» Requirements
Output all the entries word for word. Omit the pictures.

» Data for this exercise
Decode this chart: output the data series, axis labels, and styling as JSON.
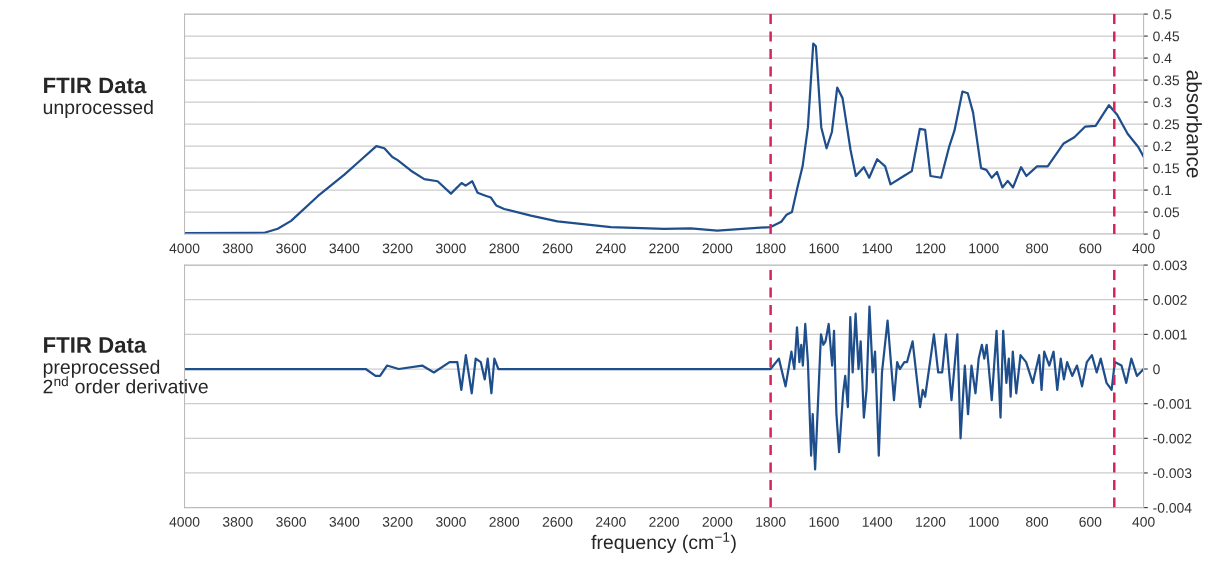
{
  "chart_data": [
    {
      "type": "line",
      "title": "FTIR Data",
      "subtitle": "unprocessed",
      "ylabel": "absorbance",
      "x": [
        4000,
        3700,
        3650,
        3600,
        3500,
        3400,
        3350,
        3280,
        3250,
        3220,
        3200,
        3150,
        3100,
        3050,
        3000,
        2960,
        2945,
        2920,
        2900,
        2870,
        2850,
        2830,
        2800,
        2700,
        2600,
        2400,
        2200,
        2100,
        2000,
        1800,
        1760,
        1740,
        1720,
        1700,
        1680,
        1660,
        1640,
        1630,
        1610,
        1590,
        1570,
        1550,
        1530,
        1500,
        1480,
        1450,
        1430,
        1400,
        1370,
        1350,
        1300,
        1270,
        1240,
        1220,
        1200,
        1160,
        1130,
        1110,
        1080,
        1060,
        1040,
        1010,
        990,
        970,
        950,
        930,
        910,
        890,
        860,
        840,
        800,
        760,
        700,
        660,
        620,
        580,
        530,
        500,
        460,
        420,
        400
      ],
      "series": [
        {
          "color": "#1f4e8c",
          "values": [
            0.002,
            0.003,
            0.012,
            0.03,
            0.086,
            0.135,
            0.162,
            0.2,
            0.195,
            0.175,
            0.168,
            0.144,
            0.125,
            0.12,
            0.092,
            0.116,
            0.11,
            0.12,
            0.094,
            0.087,
            0.083,
            0.065,
            0.057,
            0.042,
            0.029,
            0.016,
            0.012,
            0.013,
            0.008,
            0.016,
            0.028,
            0.044,
            0.05,
            0.104,
            0.154,
            0.243,
            0.433,
            0.427,
            0.243,
            0.195,
            0.232,
            0.333,
            0.309,
            0.191,
            0.132,
            0.152,
            0.128,
            0.17,
            0.154,
            0.113,
            0.132,
            0.143,
            0.239,
            0.237,
            0.132,
            0.128,
            0.198,
            0.235,
            0.324,
            0.32,
            0.276,
            0.15,
            0.146,
            0.128,
            0.141,
            0.106,
            0.121,
            0.106,
            0.152,
            0.132,
            0.154,
            0.154,
            0.206,
            0.22,
            0.244,
            0.246,
            0.293,
            0.272,
            0.228,
            0.198,
            0.176
          ]
        }
      ],
      "xlim": [
        4000,
        400
      ],
      "xticks": [
        4000,
        3800,
        3600,
        3400,
        3200,
        3000,
        2800,
        2600,
        2400,
        2200,
        2000,
        1800,
        1600,
        1400,
        1200,
        1000,
        800,
        600,
        400
      ],
      "ylim": [
        0,
        0.5
      ],
      "yticks": [
        0,
        0.05,
        0.1,
        0.15,
        0.2,
        0.25,
        0.3,
        0.35,
        0.4,
        0.45,
        0.5
      ],
      "grid": "y",
      "line_style": "solid",
      "marker": "none",
      "ref_lines": [
        {
          "axis": "x",
          "value": 1800,
          "color": "#d6245b",
          "line_style": "dashed"
        },
        {
          "axis": "x",
          "value": 510,
          "color": "#d6245b",
          "line_style": "dashed"
        }
      ]
    },
    {
      "type": "line",
      "title": "FTIR Data",
      "subtitle": "preprocessed\n2$^{nd}$ order derivative",
      "xlabel": "frequency (cm$^{−1}$)",
      "x": [
        4000,
        3700,
        3400,
        3320,
        3283,
        3266,
        3240,
        3196,
        3108,
        3064,
        3005,
        2976,
        2961,
        2944,
        2922,
        2907,
        2888,
        2873,
        2862,
        2848,
        2837,
        2822,
        2550,
        1963,
        1800,
        1769,
        1744,
        1722,
        1711,
        1701,
        1692,
        1685,
        1679,
        1670,
        1660,
        1648,
        1642,
        1633,
        1611,
        1602,
        1594,
        1582,
        1569,
        1562,
        1553,
        1543,
        1528,
        1520,
        1510,
        1501,
        1492,
        1481,
        1470,
        1462,
        1450,
        1440,
        1429,
        1417,
        1408,
        1394,
        1382,
        1361,
        1337,
        1325,
        1315,
        1298,
        1288,
        1267,
        1239,
        1229,
        1220,
        1187,
        1171,
        1156,
        1142,
        1121,
        1099,
        1087,
        1071,
        1059,
        1046,
        1031,
        1019,
        1007,
        998,
        989,
        970,
        952,
        937,
        927,
        915,
        906,
        899,
        891,
        878,
        862,
        841,
        816,
        792,
        783,
        773,
        754,
        738,
        724,
        711,
        699,
        687,
        668,
        650,
        631,
        613,
        594,
        576,
        561,
        539,
        520,
        508,
        483,
        465,
        446,
        425,
        400
      ],
      "series": [
        {
          "color": "#1f4e8c",
          "values": [
            0,
            0,
            0,
            0,
            -0.0002,
            -0.0002,
            0.0001,
            0,
            0.0001,
            -0.0001,
            0.0002,
            0.0002,
            -0.0006,
            0.0004,
            -0.0007,
            0.0003,
            0.0002,
            -0.0003,
            0.0003,
            -0.0007,
            0.0003,
            0,
            0,
            0,
            0,
            0.0003,
            -0.0005,
            0.0005,
            0,
            0.0012,
            0.0002,
            0.0007,
            0.0001,
            0.0013,
            0.0002,
            -0.0025,
            -0.0013,
            -0.0029,
            0.001,
            0.0007,
            0.0008,
            0.0013,
            0.0001,
            0.0011,
            -0.0013,
            -0.0024,
            -0.0007,
            -0.0002,
            -0.0011,
            0.0015,
            -0.0001,
            0.0016,
            0,
            0.0008,
            -0.0014,
            -0.0006,
            0.0018,
            -0.0001,
            0.0005,
            -0.0025,
            -0.0001,
            0.0014,
            -0.0009,
            0.0002,
            0,
            0.0002,
            0.0002,
            0.0008,
            -0.0011,
            -0.0006,
            -0.0008,
            0.001,
            -0.0001,
            -0.0001,
            0.001,
            -0.0009,
            0.001,
            -0.002,
            0.0001,
            -0.0013,
            0.0001,
            -0.0007,
            0.0003,
            0.0007,
            0.0003,
            0.0007,
            -0.0009,
            0.0011,
            -0.0014,
            0.0011,
            -0.0004,
            0.0003,
            -0.0008,
            0.0005,
            -0.0007,
            0.0004,
            0.0002,
            -0.0004,
            0.0004,
            -0.0006,
            0.0005,
            0.0001,
            0.0005,
            -0.0006,
            0.0003,
            -0.0003,
            0.0002,
            -0.0002,
            0.0001,
            -0.0005,
            0.0002,
            0.0004,
            -0.0001,
            0.0003,
            -0.0004,
            -0.0006,
            0.0002,
            0.0001,
            -0.0004,
            0.0003,
            -0.0002,
            0
          ]
        }
      ],
      "xlim": [
        4000,
        400
      ],
      "xticks": [
        4000,
        3800,
        3600,
        3400,
        3200,
        3000,
        2800,
        2600,
        2400,
        2200,
        2000,
        1800,
        1600,
        1400,
        1200,
        1000,
        800,
        600,
        400
      ],
      "ylim": [
        -0.004,
        0.003
      ],
      "yticks": [
        -0.004,
        -0.003,
        -0.002,
        -0.001,
        0,
        0.001,
        0.002,
        0.003
      ],
      "grid": "y",
      "line_style": "solid",
      "marker": "none",
      "ref_lines": [
        {
          "axis": "x",
          "value": 1800,
          "color": "#d6245b",
          "line_style": "dashed"
        },
        {
          "axis": "x",
          "value": 510,
          "color": "#d6245b",
          "line_style": "dashed"
        }
      ]
    }
  ]
}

» Output below
Decode this chart: output the data series, axis labels, and styling as JSON.
{
  "chart_data": [
    {
      "type": "line",
      "title": "FTIR Data",
      "subtitle": "unprocessed",
      "ylabel": "absorbance",
      "x": [
        4000,
        3700,
        3650,
        3600,
        3500,
        3400,
        3350,
        3280,
        3250,
        3220,
        3200,
        3150,
        3100,
        3050,
        3000,
        2960,
        2945,
        2920,
        2900,
        2870,
        2850,
        2830,
        2800,
        2700,
        2600,
        2400,
        2200,
        2100,
        2000,
        1800,
        1760,
        1740,
        1720,
        1700,
        1680,
        1660,
        1640,
        1630,
        1610,
        1590,
        1570,
        1550,
        1530,
        1500,
        1480,
        1450,
        1430,
        1400,
        1370,
        1350,
        1300,
        1270,
        1240,
        1220,
        1200,
        1160,
        1130,
        1110,
        1080,
        1060,
        1040,
        1010,
        990,
        970,
        950,
        930,
        910,
        890,
        860,
        840,
        800,
        760,
        700,
        660,
        620,
        580,
        530,
        500,
        460,
        420,
        400
      ],
      "series": [
        {
          "color": "#1f4e8c",
          "values": [
            0.002,
            0.003,
            0.012,
            0.03,
            0.086,
            0.135,
            0.162,
            0.2,
            0.195,
            0.175,
            0.168,
            0.144,
            0.125,
            0.12,
            0.092,
            0.116,
            0.11,
            0.12,
            0.094,
            0.087,
            0.083,
            0.065,
            0.057,
            0.042,
            0.029,
            0.016,
            0.012,
            0.013,
            0.008,
            0.016,
            0.028,
            0.044,
            0.05,
            0.104,
            0.154,
            0.243,
            0.433,
            0.427,
            0.243,
            0.195,
            0.232,
            0.333,
            0.309,
            0.191,
            0.132,
            0.152,
            0.128,
            0.17,
            0.154,
            0.113,
            0.132,
            0.143,
            0.239,
            0.237,
            0.132,
            0.128,
            0.198,
            0.235,
            0.324,
            0.32,
            0.276,
            0.15,
            0.146,
            0.128,
            0.141,
            0.106,
            0.121,
            0.106,
            0.152,
            0.132,
            0.154,
            0.154,
            0.206,
            0.22,
            0.244,
            0.246,
            0.293,
            0.272,
            0.228,
            0.198,
            0.176
          ]
        }
      ],
      "xlim": [
        4000,
        400
      ],
      "xticks": [
        4000,
        3800,
        3600,
        3400,
        3200,
        3000,
        2800,
        2600,
        2400,
        2200,
        2000,
        1800,
        1600,
        1400,
        1200,
        1000,
        800,
        600,
        400
      ],
      "ylim": [
        0,
        0.5
      ],
      "yticks": [
        0,
        0.05,
        0.1,
        0.15,
        0.2,
        0.25,
        0.3,
        0.35,
        0.4,
        0.45,
        0.5
      ],
      "grid": "y",
      "line_style": "solid",
      "marker": "none",
      "ref_lines": [
        {
          "axis": "x",
          "value": 1800,
          "color": "#d6245b",
          "line_style": "dashed"
        },
        {
          "axis": "x",
          "value": 510,
          "color": "#d6245b",
          "line_style": "dashed"
        }
      ]
    },
    {
      "type": "line",
      "title": "FTIR Data",
      "subtitle": "preprocessed\n2$^{nd}$ order derivative",
      "xlabel": "frequency (cm$^{−1}$)",
      "x": [
        4000,
        3700,
        3400,
        3320,
        3283,
        3266,
        3240,
        3196,
        3108,
        3064,
        3005,
        2976,
        2961,
        2944,
        2922,
        2907,
        2888,
        2873,
        2862,
        2848,
        2837,
        2822,
        2550,
        1963,
        1800,
        1769,
        1744,
        1722,
        1711,
        1701,
        1692,
        1685,
        1679,
        1670,
        1660,
        1648,
        1642,
        1633,
        1611,
        1602,
        1594,
        1582,
        1569,
        1562,
        1553,
        1543,
        1528,
        1520,
        1510,
        1501,
        1492,
        1481,
        1470,
        1462,
        1450,
        1440,
        1429,
        1417,
        1408,
        1394,
        1382,
        1361,
        1337,
        1325,
        1315,
        1298,
        1288,
        1267,
        1239,
        1229,
        1220,
        1187,
        1171,
        1156,
        1142,
        1121,
        1099,
        1087,
        1071,
        1059,
        1046,
        1031,
        1019,
        1007,
        998,
        989,
        970,
        952,
        937,
        927,
        915,
        906,
        899,
        891,
        878,
        862,
        841,
        816,
        792,
        783,
        773,
        754,
        738,
        724,
        711,
        699,
        687,
        668,
        650,
        631,
        613,
        594,
        576,
        561,
        539,
        520,
        508,
        483,
        465,
        446,
        425,
        400
      ],
      "series": [
        {
          "color": "#1f4e8c",
          "values": [
            0,
            0,
            0,
            0,
            -0.0002,
            -0.0002,
            0.0001,
            0,
            0.0001,
            -0.0001,
            0.0002,
            0.0002,
            -0.0006,
            0.0004,
            -0.0007,
            0.0003,
            0.0002,
            -0.0003,
            0.0003,
            -0.0007,
            0.0003,
            0,
            0,
            0,
            0,
            0.0003,
            -0.0005,
            0.0005,
            0,
            0.0012,
            0.0002,
            0.0007,
            0.0001,
            0.0013,
            0.0002,
            -0.0025,
            -0.0013,
            -0.0029,
            0.001,
            0.0007,
            0.0008,
            0.0013,
            0.0001,
            0.0011,
            -0.0013,
            -0.0024,
            -0.0007,
            -0.0002,
            -0.0011,
            0.0015,
            -0.0001,
            0.0016,
            0,
            0.0008,
            -0.0014,
            -0.0006,
            0.0018,
            -0.0001,
            0.0005,
            -0.0025,
            -0.0001,
            0.0014,
            -0.0009,
            0.0002,
            0,
            0.0002,
            0.0002,
            0.0008,
            -0.0011,
            -0.0006,
            -0.0008,
            0.001,
            -0.0001,
            -0.0001,
            0.001,
            -0.0009,
            0.001,
            -0.002,
            0.0001,
            -0.0013,
            0.0001,
            -0.0007,
            0.0003,
            0.0007,
            0.0003,
            0.0007,
            -0.0009,
            0.0011,
            -0.0014,
            0.0011,
            -0.0004,
            0.0003,
            -0.0008,
            0.0005,
            -0.0007,
            0.0004,
            0.0002,
            -0.0004,
            0.0004,
            -0.0006,
            0.0005,
            0.0001,
            0.0005,
            -0.0006,
            0.0003,
            -0.0003,
            0.0002,
            -0.0002,
            0.0001,
            -0.0005,
            0.0002,
            0.0004,
            -0.0001,
            0.0003,
            -0.0004,
            -0.0006,
            0.0002,
            0.0001,
            -0.0004,
            0.0003,
            -0.0002,
            0
          ]
        }
      ],
      "xlim": [
        4000,
        400
      ],
      "xticks": [
        4000,
        3800,
        3600,
        3400,
        3200,
        3000,
        2800,
        2600,
        2400,
        2200,
        2000,
        1800,
        1600,
        1400,
        1200,
        1000,
        800,
        600,
        400
      ],
      "ylim": [
        -0.004,
        0.003
      ],
      "yticks": [
        -0.004,
        -0.003,
        -0.002,
        -0.001,
        0,
        0.001,
        0.002,
        0.003
      ],
      "grid": "y",
      "line_style": "solid",
      "marker": "none",
      "ref_lines": [
        {
          "axis": "x",
          "value": 1800,
          "color": "#d6245b",
          "line_style": "dashed"
        },
        {
          "axis": "x",
          "value": 510,
          "color": "#d6245b",
          "line_style": "dashed"
        }
      ]
    }
  ]
}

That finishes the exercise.